Find all the lines with "this" and gather them.

[Data items]
§ §

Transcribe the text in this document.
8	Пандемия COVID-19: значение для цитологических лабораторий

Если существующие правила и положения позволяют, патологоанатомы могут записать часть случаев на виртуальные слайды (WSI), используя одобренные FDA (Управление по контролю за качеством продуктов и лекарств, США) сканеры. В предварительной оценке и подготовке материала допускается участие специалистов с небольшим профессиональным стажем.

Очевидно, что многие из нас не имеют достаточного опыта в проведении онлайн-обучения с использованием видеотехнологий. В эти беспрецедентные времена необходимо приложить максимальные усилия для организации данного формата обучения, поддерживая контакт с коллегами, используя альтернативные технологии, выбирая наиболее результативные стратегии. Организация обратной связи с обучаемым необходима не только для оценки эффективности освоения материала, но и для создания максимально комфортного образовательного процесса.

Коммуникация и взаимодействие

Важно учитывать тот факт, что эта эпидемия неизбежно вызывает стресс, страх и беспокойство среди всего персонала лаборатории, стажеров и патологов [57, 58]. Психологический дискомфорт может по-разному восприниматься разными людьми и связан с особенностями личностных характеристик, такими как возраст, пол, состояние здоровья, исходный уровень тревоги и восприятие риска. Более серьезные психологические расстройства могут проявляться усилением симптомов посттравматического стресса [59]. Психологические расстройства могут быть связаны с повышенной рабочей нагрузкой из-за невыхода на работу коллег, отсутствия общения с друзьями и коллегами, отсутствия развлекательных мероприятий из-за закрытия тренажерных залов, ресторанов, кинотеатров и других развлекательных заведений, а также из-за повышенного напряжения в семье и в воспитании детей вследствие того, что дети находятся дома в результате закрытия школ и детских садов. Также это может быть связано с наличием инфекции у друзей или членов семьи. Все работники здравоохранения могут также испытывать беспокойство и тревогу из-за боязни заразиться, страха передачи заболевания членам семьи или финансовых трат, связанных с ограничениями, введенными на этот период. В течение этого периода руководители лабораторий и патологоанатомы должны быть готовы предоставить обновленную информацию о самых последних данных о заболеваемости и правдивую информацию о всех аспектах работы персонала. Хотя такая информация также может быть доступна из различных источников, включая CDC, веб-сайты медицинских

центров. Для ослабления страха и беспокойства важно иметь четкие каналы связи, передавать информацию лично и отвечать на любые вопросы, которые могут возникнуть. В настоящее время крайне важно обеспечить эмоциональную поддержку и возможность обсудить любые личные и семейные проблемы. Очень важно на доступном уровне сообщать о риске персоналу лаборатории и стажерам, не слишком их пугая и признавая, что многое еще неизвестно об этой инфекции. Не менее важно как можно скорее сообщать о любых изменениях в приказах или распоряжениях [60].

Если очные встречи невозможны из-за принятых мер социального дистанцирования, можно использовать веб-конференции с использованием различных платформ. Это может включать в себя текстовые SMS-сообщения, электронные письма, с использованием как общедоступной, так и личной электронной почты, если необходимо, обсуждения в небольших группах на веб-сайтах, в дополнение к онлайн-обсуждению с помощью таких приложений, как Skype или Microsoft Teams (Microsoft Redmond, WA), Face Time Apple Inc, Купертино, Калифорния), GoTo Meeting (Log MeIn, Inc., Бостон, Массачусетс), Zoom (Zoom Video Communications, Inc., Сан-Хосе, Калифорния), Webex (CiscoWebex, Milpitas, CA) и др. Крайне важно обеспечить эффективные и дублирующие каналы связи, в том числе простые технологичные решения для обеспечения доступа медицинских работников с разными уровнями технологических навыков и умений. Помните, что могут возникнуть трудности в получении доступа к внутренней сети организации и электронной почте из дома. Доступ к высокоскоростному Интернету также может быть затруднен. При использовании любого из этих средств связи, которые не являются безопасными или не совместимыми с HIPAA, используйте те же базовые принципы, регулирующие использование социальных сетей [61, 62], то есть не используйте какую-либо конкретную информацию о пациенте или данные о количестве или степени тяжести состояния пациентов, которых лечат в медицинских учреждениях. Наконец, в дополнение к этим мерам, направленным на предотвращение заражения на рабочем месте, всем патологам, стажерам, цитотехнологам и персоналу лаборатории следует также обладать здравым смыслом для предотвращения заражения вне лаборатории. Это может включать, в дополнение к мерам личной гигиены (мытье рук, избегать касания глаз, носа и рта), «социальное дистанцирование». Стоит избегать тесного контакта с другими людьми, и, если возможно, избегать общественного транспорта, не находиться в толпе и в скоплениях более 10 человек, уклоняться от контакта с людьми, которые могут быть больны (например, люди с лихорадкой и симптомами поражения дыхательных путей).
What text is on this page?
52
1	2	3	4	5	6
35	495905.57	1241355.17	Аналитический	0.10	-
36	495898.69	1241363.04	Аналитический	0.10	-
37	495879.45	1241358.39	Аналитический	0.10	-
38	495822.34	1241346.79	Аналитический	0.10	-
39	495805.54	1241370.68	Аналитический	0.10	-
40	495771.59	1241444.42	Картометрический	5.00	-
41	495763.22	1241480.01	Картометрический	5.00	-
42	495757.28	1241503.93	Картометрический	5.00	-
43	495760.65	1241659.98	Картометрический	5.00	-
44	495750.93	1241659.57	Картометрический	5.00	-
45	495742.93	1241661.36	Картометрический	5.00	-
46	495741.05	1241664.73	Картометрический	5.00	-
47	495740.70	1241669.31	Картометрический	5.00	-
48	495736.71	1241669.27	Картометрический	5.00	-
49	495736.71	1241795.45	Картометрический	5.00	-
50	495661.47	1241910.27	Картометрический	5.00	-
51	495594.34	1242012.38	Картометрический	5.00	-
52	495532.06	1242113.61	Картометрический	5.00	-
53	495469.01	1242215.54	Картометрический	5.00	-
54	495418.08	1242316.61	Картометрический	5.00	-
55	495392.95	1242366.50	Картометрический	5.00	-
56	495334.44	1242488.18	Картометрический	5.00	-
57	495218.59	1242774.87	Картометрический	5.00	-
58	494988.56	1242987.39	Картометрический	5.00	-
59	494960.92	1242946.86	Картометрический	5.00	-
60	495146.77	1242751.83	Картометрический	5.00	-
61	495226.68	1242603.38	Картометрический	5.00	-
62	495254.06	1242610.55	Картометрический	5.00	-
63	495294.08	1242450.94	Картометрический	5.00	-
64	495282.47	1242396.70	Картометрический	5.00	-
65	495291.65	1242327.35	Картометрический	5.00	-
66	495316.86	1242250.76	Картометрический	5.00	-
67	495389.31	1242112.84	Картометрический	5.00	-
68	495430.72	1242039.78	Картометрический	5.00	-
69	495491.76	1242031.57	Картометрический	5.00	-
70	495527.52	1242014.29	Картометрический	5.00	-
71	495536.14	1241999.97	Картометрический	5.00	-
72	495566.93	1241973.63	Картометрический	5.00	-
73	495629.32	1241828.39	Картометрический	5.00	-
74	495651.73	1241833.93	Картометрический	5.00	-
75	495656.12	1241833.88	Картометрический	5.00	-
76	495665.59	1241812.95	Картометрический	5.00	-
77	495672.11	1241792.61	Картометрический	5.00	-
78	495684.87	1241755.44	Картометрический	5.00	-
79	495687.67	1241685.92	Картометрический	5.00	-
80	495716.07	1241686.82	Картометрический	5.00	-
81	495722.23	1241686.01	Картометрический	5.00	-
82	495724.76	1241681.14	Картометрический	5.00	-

§ §

## EXPECTED ANSWER
Transcribe the text in this document.
What text is on this page?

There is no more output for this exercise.